Exercise =>
Repeat word for word everything from the line containing "Give me the" to the end of the listing, first and last lines included, and only that.

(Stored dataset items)
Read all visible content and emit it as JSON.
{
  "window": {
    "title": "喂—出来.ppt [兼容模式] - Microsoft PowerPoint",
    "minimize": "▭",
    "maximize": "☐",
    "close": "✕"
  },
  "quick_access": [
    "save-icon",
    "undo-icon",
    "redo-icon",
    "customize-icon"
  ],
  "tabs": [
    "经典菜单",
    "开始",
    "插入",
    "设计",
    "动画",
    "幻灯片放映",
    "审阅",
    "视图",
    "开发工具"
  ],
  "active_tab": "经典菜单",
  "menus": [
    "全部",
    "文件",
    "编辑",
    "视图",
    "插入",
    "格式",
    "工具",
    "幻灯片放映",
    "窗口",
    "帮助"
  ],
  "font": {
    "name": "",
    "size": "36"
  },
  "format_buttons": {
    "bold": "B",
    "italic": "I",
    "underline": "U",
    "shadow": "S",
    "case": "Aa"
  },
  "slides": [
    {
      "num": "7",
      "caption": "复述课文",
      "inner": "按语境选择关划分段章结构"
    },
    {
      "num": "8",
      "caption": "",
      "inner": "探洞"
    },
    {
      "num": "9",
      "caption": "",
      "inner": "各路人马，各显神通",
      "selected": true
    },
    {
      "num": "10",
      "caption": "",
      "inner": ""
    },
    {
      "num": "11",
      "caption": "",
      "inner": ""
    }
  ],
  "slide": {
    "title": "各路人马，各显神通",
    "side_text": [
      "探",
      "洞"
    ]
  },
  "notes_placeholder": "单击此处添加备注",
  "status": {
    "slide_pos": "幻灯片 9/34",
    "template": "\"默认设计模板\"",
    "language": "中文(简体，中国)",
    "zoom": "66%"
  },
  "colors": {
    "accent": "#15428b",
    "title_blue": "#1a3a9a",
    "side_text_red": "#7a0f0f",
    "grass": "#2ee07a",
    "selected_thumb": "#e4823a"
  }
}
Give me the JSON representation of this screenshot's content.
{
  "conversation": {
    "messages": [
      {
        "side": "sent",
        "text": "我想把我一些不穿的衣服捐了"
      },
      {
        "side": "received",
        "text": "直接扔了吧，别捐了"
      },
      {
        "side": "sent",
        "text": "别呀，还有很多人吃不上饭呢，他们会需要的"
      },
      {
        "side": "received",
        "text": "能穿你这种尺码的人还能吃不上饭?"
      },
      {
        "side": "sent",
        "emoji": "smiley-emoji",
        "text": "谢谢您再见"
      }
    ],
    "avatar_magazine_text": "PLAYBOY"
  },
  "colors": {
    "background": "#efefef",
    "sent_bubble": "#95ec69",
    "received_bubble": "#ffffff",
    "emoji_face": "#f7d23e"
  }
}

Worked solution =>
Give me the JSON representation of this screenshot's content.
{
  "conversation": {
    "messages": [
      {
        "side": "sent",
        "text": "我想把我一些不穿的衣服捐了"
      },
      {
        "side": "received",
        "text": "直接扔了吧，别捐了"
      },
      {
        "side": "sent",
        "text": "别呀，还有很多人吃不上饭呢，他们会需要的"
      },
      {
        "side": "received",
        "text": "能穿你这种尺码的人还能吃不上饭?"
      },
      {
        "side": "sent",
        "emoji": "smiley-emoji",
        "text": "谢谢您再见"
      }
    ],
    "avatar_magazine_text": "PLAYBOY"
  },
  "colors": {
    "background": "#efefef",
    "sent_bubble": "#95ec69",
    "received_bubble": "#ffffff",
    "emoji_face": "#f7d23e"
  }
}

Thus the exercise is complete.